**Supplied records:**
◆ ◆ ◆ ◆
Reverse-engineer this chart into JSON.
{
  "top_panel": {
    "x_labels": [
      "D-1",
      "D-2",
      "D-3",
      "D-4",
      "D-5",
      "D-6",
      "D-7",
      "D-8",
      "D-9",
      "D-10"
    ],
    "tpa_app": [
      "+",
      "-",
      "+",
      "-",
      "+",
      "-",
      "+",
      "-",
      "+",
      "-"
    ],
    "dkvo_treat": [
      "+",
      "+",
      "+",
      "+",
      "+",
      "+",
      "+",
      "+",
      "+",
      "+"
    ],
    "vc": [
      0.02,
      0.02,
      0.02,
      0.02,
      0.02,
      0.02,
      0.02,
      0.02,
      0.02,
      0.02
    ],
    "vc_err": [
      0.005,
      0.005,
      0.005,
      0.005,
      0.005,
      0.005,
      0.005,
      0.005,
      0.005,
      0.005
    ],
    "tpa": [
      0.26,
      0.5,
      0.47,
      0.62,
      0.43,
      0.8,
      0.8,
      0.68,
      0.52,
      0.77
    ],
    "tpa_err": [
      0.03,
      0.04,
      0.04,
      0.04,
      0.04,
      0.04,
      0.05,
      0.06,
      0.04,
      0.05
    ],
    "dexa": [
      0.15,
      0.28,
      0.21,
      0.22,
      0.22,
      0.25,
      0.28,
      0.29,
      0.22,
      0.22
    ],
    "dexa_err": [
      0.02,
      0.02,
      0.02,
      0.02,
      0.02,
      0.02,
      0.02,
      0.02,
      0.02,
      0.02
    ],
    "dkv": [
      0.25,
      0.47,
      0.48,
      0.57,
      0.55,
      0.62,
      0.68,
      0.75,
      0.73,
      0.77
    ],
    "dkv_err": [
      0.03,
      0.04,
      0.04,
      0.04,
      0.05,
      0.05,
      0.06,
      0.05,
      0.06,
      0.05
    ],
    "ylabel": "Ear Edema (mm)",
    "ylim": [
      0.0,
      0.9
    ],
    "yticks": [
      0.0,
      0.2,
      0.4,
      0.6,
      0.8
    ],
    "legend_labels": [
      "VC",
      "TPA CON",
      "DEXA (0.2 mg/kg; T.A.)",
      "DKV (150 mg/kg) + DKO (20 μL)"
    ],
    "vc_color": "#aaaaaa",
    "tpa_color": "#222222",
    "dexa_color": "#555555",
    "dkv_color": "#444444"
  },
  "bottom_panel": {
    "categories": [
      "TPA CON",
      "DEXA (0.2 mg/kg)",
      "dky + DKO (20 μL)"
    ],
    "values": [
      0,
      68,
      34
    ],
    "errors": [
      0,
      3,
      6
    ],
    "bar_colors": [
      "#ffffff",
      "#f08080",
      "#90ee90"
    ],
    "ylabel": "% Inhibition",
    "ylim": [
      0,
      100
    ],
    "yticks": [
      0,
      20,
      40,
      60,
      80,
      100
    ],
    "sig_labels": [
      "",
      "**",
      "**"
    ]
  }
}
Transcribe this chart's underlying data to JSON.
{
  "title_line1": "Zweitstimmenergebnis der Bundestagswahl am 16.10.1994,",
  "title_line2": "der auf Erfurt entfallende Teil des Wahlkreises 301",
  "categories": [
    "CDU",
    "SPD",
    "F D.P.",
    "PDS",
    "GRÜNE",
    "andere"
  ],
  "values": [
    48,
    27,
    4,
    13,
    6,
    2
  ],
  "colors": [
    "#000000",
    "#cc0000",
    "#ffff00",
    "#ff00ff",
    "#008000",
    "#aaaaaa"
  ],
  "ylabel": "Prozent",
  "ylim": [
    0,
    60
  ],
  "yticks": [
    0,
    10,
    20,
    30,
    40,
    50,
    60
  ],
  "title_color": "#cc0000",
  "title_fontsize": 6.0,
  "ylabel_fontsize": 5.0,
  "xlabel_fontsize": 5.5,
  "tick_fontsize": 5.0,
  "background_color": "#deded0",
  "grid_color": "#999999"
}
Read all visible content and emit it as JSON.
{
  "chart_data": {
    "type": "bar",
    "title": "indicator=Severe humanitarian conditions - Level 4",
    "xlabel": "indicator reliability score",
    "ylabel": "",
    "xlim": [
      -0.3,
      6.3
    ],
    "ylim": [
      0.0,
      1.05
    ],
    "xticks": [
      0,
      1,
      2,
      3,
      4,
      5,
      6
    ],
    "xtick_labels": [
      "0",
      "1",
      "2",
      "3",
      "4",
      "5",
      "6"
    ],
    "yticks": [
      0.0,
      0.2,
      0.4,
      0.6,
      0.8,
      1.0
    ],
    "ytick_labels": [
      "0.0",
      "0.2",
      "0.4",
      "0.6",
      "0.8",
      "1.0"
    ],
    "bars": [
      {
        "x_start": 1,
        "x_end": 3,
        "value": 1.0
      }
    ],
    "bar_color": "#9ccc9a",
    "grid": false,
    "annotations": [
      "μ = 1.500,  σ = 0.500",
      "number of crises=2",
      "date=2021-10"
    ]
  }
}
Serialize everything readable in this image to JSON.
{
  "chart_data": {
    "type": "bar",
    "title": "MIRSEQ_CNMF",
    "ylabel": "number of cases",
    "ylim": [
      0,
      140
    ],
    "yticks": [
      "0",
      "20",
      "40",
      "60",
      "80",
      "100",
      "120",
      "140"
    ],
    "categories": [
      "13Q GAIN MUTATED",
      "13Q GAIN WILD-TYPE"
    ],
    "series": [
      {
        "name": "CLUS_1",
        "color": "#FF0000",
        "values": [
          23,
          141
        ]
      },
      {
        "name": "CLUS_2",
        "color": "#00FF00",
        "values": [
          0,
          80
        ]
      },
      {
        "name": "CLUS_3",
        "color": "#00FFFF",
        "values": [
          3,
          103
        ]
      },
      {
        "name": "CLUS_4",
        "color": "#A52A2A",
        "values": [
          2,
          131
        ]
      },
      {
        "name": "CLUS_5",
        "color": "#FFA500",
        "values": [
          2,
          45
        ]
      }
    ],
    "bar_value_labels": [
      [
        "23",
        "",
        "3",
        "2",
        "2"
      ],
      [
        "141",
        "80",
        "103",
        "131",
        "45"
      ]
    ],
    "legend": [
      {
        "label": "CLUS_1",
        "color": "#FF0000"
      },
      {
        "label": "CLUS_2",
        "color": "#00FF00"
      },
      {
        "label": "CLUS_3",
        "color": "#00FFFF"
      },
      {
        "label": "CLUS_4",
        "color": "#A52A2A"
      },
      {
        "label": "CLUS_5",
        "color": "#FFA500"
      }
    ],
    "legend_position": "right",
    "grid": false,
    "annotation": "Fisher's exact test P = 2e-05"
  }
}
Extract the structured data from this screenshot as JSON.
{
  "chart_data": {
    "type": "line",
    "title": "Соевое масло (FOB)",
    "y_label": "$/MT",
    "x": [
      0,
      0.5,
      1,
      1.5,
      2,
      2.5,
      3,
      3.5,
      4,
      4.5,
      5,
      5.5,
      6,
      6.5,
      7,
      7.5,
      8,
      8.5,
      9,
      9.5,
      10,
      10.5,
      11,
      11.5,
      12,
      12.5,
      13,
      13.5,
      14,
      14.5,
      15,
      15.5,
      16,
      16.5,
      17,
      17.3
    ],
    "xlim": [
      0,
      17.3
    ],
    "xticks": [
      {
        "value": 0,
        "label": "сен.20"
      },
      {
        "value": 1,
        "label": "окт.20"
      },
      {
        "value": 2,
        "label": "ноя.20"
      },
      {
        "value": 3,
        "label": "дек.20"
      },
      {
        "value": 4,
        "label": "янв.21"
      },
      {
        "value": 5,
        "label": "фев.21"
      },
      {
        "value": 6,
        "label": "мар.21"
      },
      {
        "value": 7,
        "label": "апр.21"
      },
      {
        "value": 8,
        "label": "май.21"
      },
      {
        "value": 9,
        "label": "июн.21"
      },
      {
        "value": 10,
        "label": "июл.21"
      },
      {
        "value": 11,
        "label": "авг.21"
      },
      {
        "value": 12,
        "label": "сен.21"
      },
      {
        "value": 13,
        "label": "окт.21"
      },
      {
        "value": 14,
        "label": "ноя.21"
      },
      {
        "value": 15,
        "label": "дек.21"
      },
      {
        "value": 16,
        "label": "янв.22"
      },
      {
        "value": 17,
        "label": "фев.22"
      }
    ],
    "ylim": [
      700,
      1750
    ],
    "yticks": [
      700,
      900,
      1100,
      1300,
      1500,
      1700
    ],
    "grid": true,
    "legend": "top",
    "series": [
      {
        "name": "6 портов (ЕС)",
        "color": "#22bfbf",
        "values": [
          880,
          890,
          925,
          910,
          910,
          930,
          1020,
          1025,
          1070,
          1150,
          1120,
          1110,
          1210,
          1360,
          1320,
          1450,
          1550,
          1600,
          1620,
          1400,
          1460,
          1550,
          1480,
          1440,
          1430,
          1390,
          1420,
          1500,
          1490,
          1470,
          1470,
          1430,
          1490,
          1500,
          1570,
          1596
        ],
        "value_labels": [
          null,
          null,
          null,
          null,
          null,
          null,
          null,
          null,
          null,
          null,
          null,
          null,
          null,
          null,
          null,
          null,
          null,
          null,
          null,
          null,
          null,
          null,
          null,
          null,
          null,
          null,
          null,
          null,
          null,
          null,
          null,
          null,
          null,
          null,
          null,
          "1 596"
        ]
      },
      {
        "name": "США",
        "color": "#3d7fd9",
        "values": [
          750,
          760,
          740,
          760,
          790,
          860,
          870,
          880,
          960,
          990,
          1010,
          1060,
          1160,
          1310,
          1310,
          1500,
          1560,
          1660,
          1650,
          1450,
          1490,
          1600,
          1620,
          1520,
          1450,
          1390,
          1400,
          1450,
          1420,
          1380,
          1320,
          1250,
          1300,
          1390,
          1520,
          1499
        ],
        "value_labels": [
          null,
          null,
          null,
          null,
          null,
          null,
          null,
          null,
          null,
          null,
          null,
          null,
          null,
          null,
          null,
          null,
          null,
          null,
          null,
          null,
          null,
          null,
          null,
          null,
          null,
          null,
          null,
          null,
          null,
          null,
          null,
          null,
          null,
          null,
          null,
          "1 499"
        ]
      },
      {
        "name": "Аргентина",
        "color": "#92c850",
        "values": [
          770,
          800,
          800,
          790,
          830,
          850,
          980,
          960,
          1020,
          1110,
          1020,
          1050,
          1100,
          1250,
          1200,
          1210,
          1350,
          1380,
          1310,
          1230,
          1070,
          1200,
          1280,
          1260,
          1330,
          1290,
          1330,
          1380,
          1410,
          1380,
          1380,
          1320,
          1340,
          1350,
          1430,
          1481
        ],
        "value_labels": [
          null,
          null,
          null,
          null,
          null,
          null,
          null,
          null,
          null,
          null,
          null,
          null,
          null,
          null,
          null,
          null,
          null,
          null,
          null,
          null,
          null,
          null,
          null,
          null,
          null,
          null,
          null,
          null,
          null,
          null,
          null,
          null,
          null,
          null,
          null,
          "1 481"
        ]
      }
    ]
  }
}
◆ ◆ ◆ ◆
**Request:**
All lines above containing the string "JSON" are to be collected.

**The response:**
Reverse-engineer this chart into JSON.
Transcribe this chart's underlying data to JSON.
Read all visible content and emit it as JSON.
Serialize everything readable in this image to JSON.
Extract the structured data from this screenshot as JSON.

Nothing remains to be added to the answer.